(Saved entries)
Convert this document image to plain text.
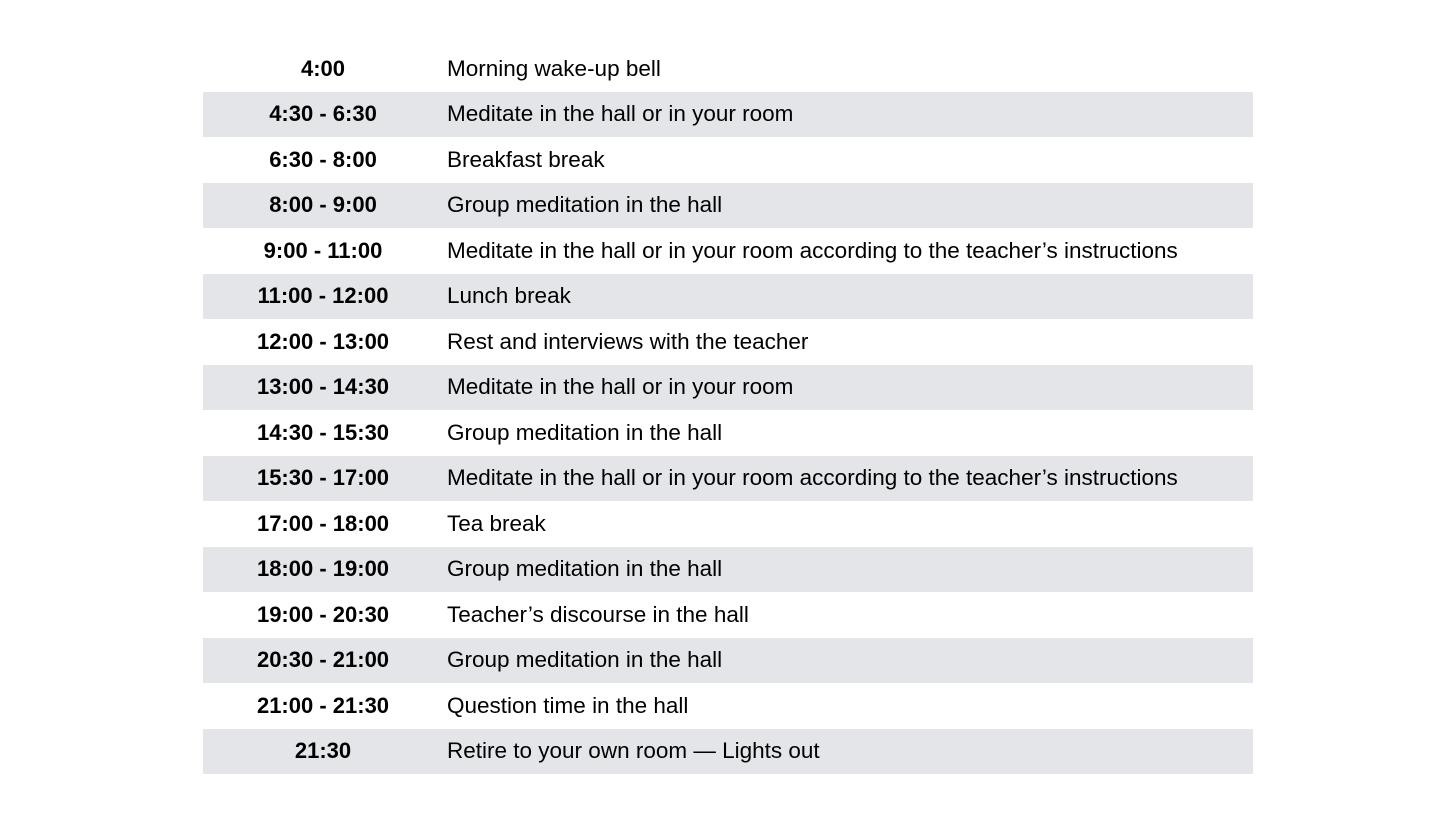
4:00	Morning wake-up bell
4:30 - 6:30	Meditate in the hall or in your room
6:30 - 8:00	Breakfast break
8:00 - 9:00	Group meditation in the hall
9:00 - 11:00	Meditate in the hall or in your room according to the teacher’s instructions
11:00 - 12:00	Lunch break
12:00 - 13:00	Rest and interviews with the teacher
13:00 - 14:30	Meditate in the hall or in your room
14:30 - 15:30	Group meditation in the hall
15:30 - 17:00	Meditate in the hall or in your room according to the teacher’s instructions
17:00 - 18:00	Tea break
18:00 - 19:00	Group meditation in the hall
19:00 - 20:30	Teacher’s discourse in the hall
20:30 - 21:00	Group meditation in the hall
21:00 - 21:30	Question time in the hall
21:30	Retire to your own room — Lights out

:: Exercise details ::
Pick out each line containing "room" and report it.

:: Correct answer ::
4:30 - 6:30	Meditate in the hall or in your room
9:00 - 11:00	Meditate in the hall or in your room according to the teacher’s instructions
13:00 - 14:30	Meditate in the hall or in your room
15:30 - 17:00	Meditate in the hall or in your room according to the teacher’s instructions
21:30	Retire to your own room — Lights out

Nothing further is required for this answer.